**Task brief**
Using the listing below, copy every line that mentions "this".

**Exercise materials**
:::::

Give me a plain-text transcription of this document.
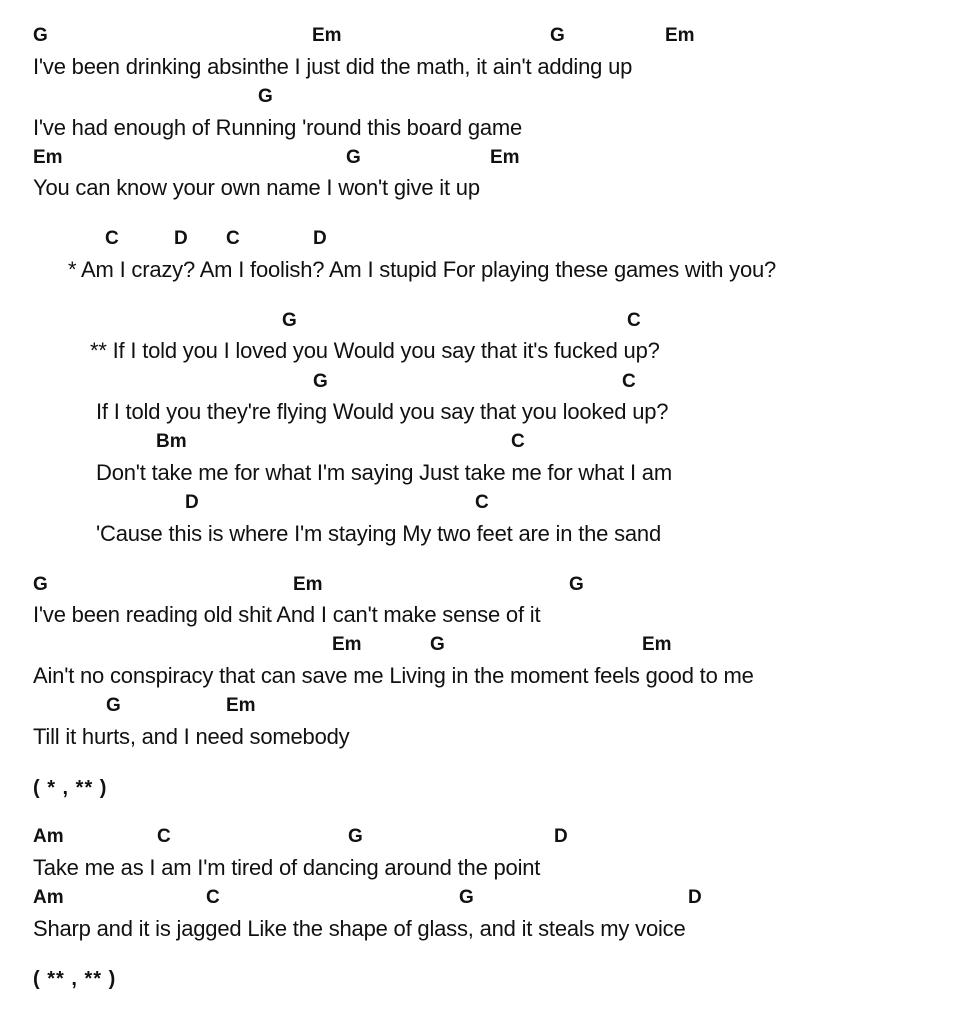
G	Em	G	Em
I've been drinking absinthe I just did the math, it ain't adding up
G
I've had enough of Running 'round this board game
Em	G	Em
You can know your own name I won't give it up
C	D C	D
* Am I crazy? Am I foolish? Am I stupid For playing these games with you?
G	C
** If I told you I loved you Would you say that it's fucked up?
G	C
If I told you they're flying Would you say that you looked up?
Bm	C
Don't take me for what I'm saying Just take me for what I am
D	C
'Cause this is where I'm staying My two feet are in the sand
G	Em	G
I've been reading old shit And I can't make sense of it
Em	G	Em
Ain't no conspiracy that can save me Living in the moment feels good to me
G	Em
Till it hurts, and I need somebody
( * , ** )
Am	C	G	D
Take me as I am I'm tired of dancing around the point
Am	C	G	D
Sharp and it is jagged Like the shape of glass, and it steals my voice
( ** , ** )
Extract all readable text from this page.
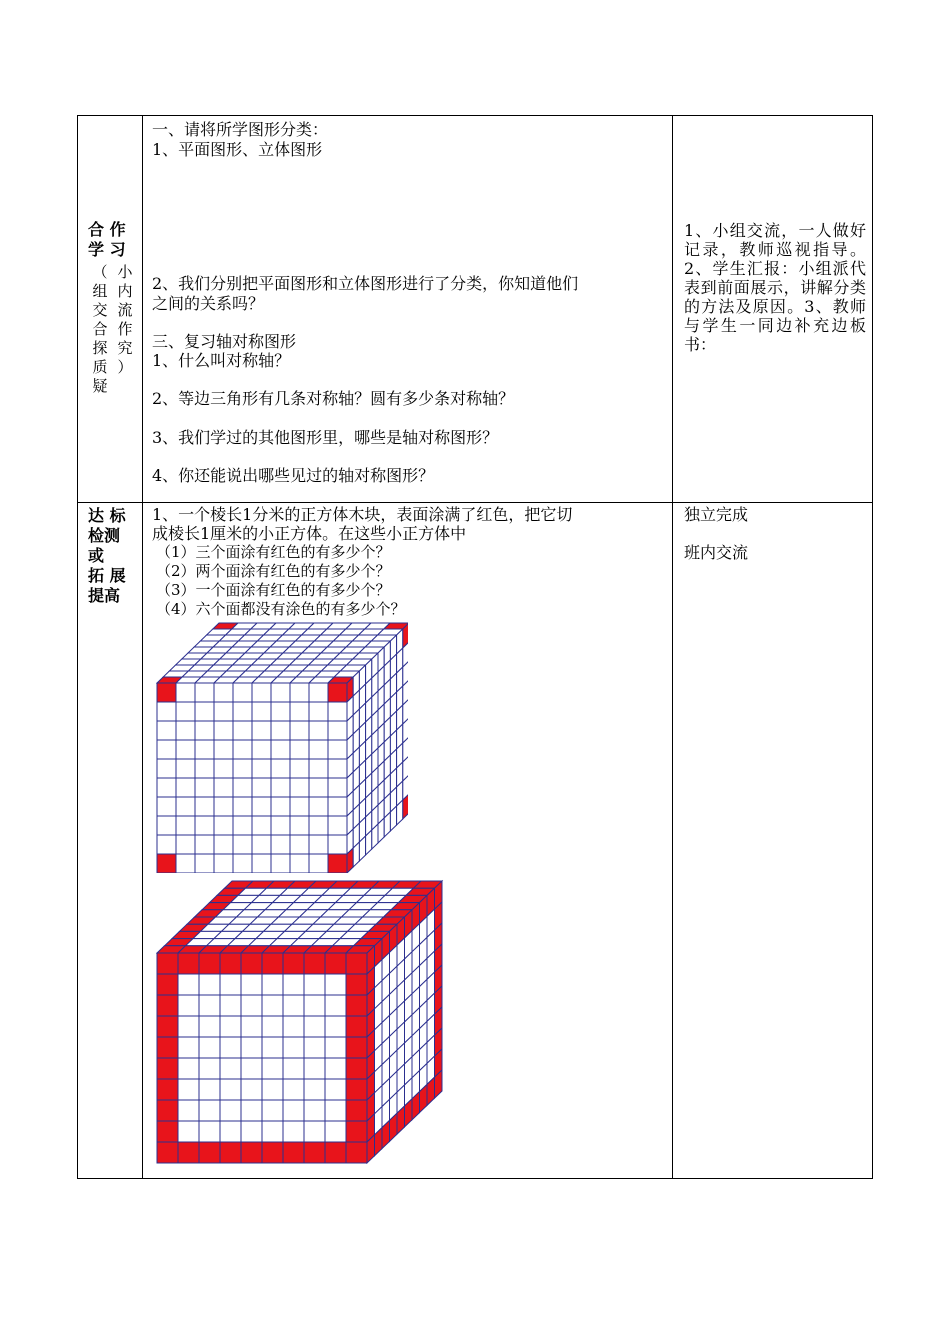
合 作
学 习
（
组
交
合
探
质
疑
小
内
流
作
究
）
一、请将所学图形分类：
1、平面图形、立体图形
2、我们分别把平面图形和立体图形进行了分类，你知道他们
之间的关系吗？
三、复习轴对称图形
1、什么叫对称轴？
2、等边三角形有几条对称轴？圆有多少条对称轴？
3、我们学过的其他图形里，哪些是轴对称图形？
4、你还能说出哪些见过的轴对称图形？
1、小组交流，一人做好记录，教师巡视指导。2、学生汇报：小组派代表到前面展示，讲解分类的方法及原因。3、教师与学生一同边补充边板书：
达 标
检测
或
拓 展
提高
1、一个棱长1分米的正方体木块，表面涂满了红色，把它切
成棱长1厘米的小正方体。在这些小正方体中
（1）三个面涂有红色的有多少个？
（2）两个面涂有红色的有多少个？
（3）一个面涂有红色的有多少个？
（4）六个面都没有涂色的有多少个？
独立完成
班内交流
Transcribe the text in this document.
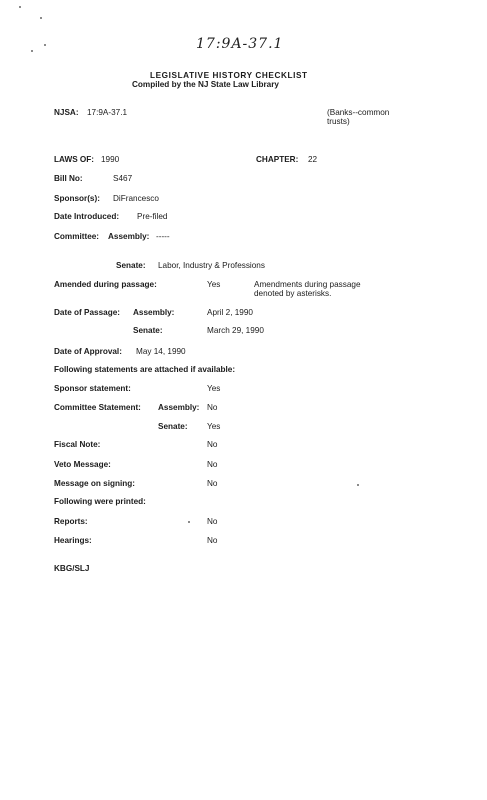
17:9A-37.1
LEGISLATIVE HISTORY CHECKLIST
Compiled by the NJ State Law Library
NJSA: 17:9A-37.1	(Banks--common
trusts)
LAWS OF: 1990	CHAPTER: 22
Bill No:	S467
Sponsor(s): DiFrancesco
Date Introduced: Pre-filed
Committee: Assembly: -----
Senate: Labor, Industry & Professions
Amended during passage:	Yes	Amendments during passage
denoted by asterisks.
Date of Passage: Assembly:	April 2, 1990
Senate:	March 29, 1990
Date of Approval: May 14, 1990
Following statements are attached if available:
Sponsor statement:	Yes
Committee Statement: Assembly: No
Senate: Yes
Fiscal Note:	No
Veto Message:	No
Message on signing:	No
Following were printed:
Reports:	No
Hearings:	No
KBG/SLJ
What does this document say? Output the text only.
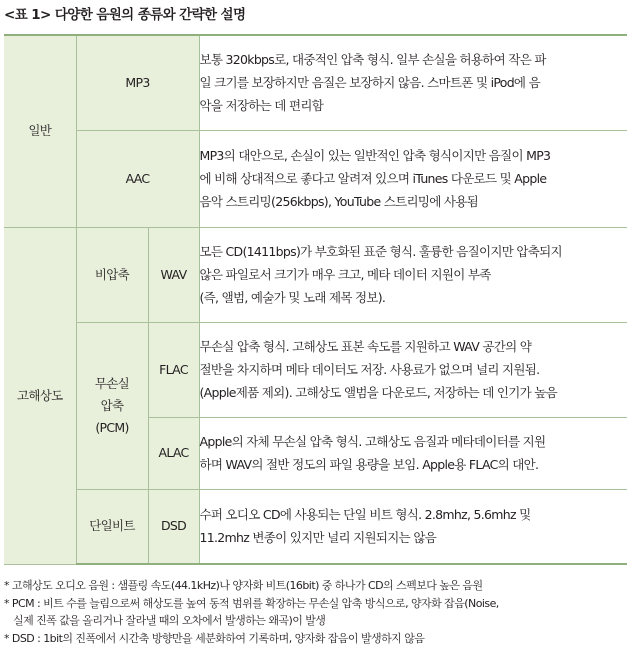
<표 1> 다양한 음원의 종류와 간략한 설명
일반	MP3		보통 320kbps로, 대중적인 압축 형식. 일부 손실을 허용하여 작은 파
일 크기를 보장하지만 음질은 보장하지 않음. 스마트폰 및 iPod에 음
악을 저장하는 데 편리함

	AAC		MP3의 대안으로, 손실이 있는 일반적인 압축 형식이지만 음질이 MP3
에 비해 상대적으로 좋다고 알려져 있으며 iTunes 다운로드 및 Apple
음악 스트리밍(256kbps), YouTube 스트리밍에 사용됨

고해상도	비압축	WAV	모든 CD(1411bps)가 부호화된 표준 형식. 훌륭한 음질이지만 압축되지
않은 파일로서 크기가 매우 크고, 메타 데이터 지원이 부족
(즉, 앨범, 예술가 및 노래 제목 정보).

	무손실
압축
(PCM)	FLAC	무손실 압축 형식. 고해상도 표본 속도를 지원하고 WAV 공간의 약
절반을 차지하며 메타 데이터도 저장. 사용료가 없으며 널리 지원됨.
(Apple제품 제외). 고해상도 앨범을 다운로드, 저장하는 데 인기가 높음

		ALAC	Apple의 자체 무손실 압축 형식. 고해상도 음질과 메타데이터를 지원
하며 WAV의 절반 정도의 파일 용량을 보임. Apple용 FLAC의 대안.

	단일비트	DSD	수퍼 오디오 CD에 사용되는 단일 비트 형식. 2.8mhz, 5.6mhz 및
11.2mhz 변종이 있지만 널리 지원되지는 않음
* 고해상도 오디오 음원 : 샘플링 속도(44.1kHz)나 양자화 비트(16bit) 중 하나가 CD의 스펙보다 높은 음원
* PCM : 비트 수를 늘림으로써 해상도를 높여 동적 범위를 확장하는 무손실 압축 방식으로, 양자화 잡음(Noise,
실제 진폭 값을 올리거나 잘라낼 때의 오차에서 발생하는 왜곡)이 발생
* DSD : 1bit의 진폭에서 시간축 방향만을 세분화하여 기록하며, 양자화 잡음이 발생하지 않음
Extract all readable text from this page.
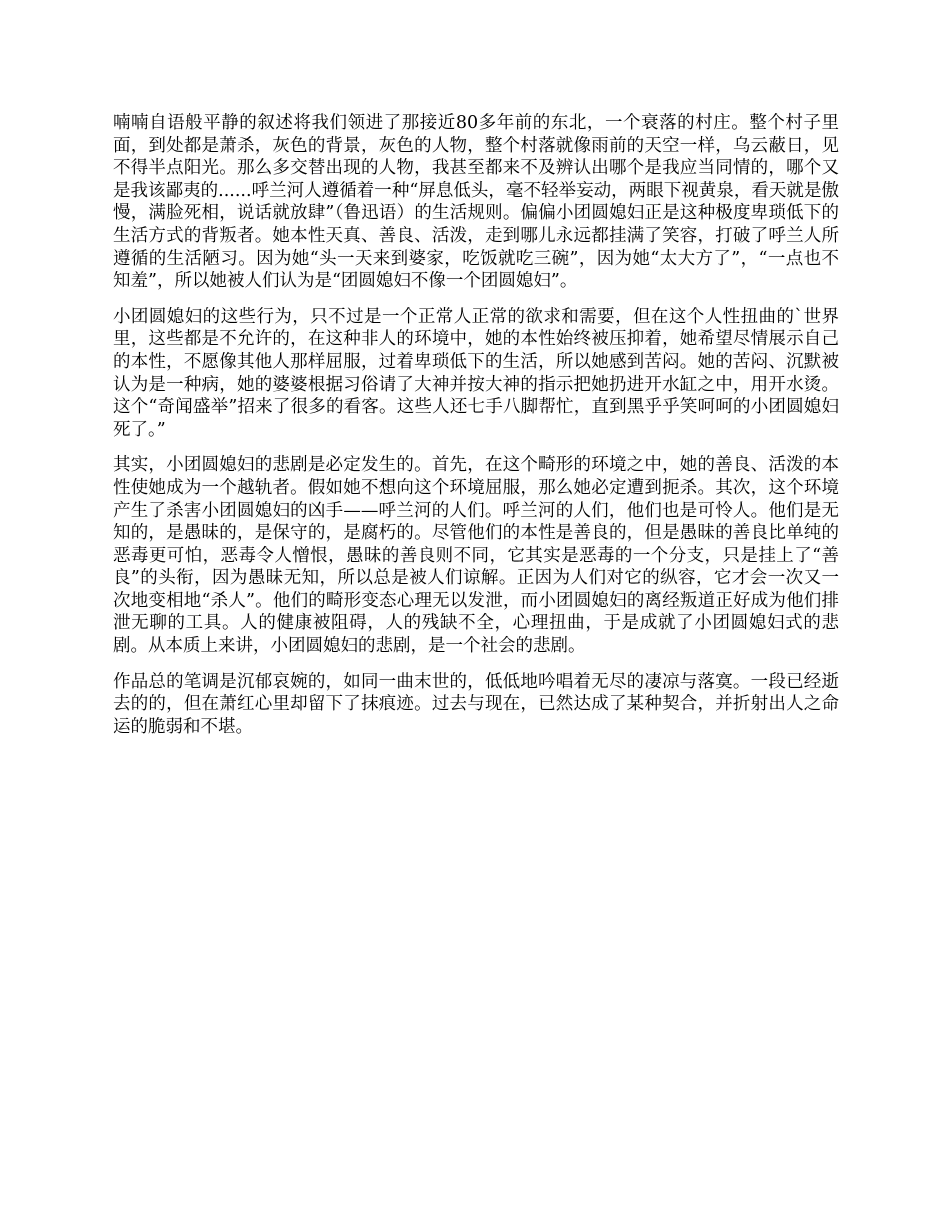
喃喃自语般平静的叙述将我们领进了那接近80多年前的东北，一个衰落的村庄。整个村子里面，到处都是萧杀，灰色的背景，灰色的人物，整个村落就像雨前的天空一样，乌云蔽日，见不得半点阳光。那么多交替出现的人物，我甚至都来不及辨认出哪个是我应当同情的，哪个又是我该鄙夷的......呼兰河人遵循着一种“屏息低头，毫不轻举妄动，两眼下视黄泉，看天就是傲慢，满脸死相，说话就放肆”（鲁迅语）的生活规则。偏偏小团圆媳妇正是这种极度卑琐低下的生活方式的背叛者。她本性天真、善良、活泼，走到哪儿永远都挂满了笑容，打破了呼兰人所遵循的生活陋习。因为她“头一天来到婆家，吃饭就吃三碗”，因为她“太大方了”，“一点也不知羞”，所以她被人们认为是“团圆媳妇不像一个团圆媳妇”。

小团圆媳妇的这些行为，只不过是一个正常人正常的欲求和需要，但在这个人性扭曲的`世界里，这些都是不允许的，在这种非人的环境中，她的本性始终被压抑着，她希望尽情展示自己的本性，不愿像其他人那样屈服，过着卑琐低下的生活，所以她感到苦闷。她的苦闷、沉默被认为是一种病，她的婆婆根据习俗请了大神并按大神的指示把她扔进开水缸之中，用开水烫。这个“奇闻盛举”招来了很多的看客。这些人还七手八脚帮忙，直到黑乎乎笑呵呵的小团圆媳妇死了。”

其实，小团圆媳妇的悲剧是必定发生的。首先，在这个畸形的环境之中，她的善良、活泼的本性使她成为一个越轨者。假如她不想向这个环境屈服，那么她必定遭到扼杀。其次，这个环境产生了杀害小团圆媳妇的凶手——呼兰河的人们。呼兰河的人们，他们也是可怜人。他们是无知的，是愚昧的，是保守的，是腐朽的。尽管他们的本性是善良的，但是愚昧的善良比单纯的恶毒更可怕，恶毒令人憎恨，愚昧的善良则不同，它其实是恶毒的一个分支，只是挂上了“善良”的头衔，因为愚昧无知，所以总是被人们谅解。正因为人们对它的纵容，它才会一次又一次地变相地“杀人”。他们的畸形变态心理无以发泄，而小团圆媳妇的离经叛道正好成为他们排泄无聊的工具。人的健康被阻碍，人的残缺不全，心理扭曲，于是成就了小团圆媳妇式的悲剧。从本质上来讲，小团圆媳妇的悲剧，是一个社会的悲剧。

作品总的笔调是沉郁哀婉的，如同一曲末世的，低低地吟唱着无尽的凄凉与落寞。一段已经逝去的的，但在萧红心里却留下了抹痕迹。过去与现在，已然达成了某种契合，并折射出人之命运的脆弱和不堪。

:::::

**Task output**
Give me a plain-text transcription of this document.
I've had enough of Running 'round this board game
'Cause this is where I'm staying My two feet are in the sand
Extract all readable text from this page.
Transcribe the text in this document.
What does this document say? Output the text only.
Extract all readable text from this page.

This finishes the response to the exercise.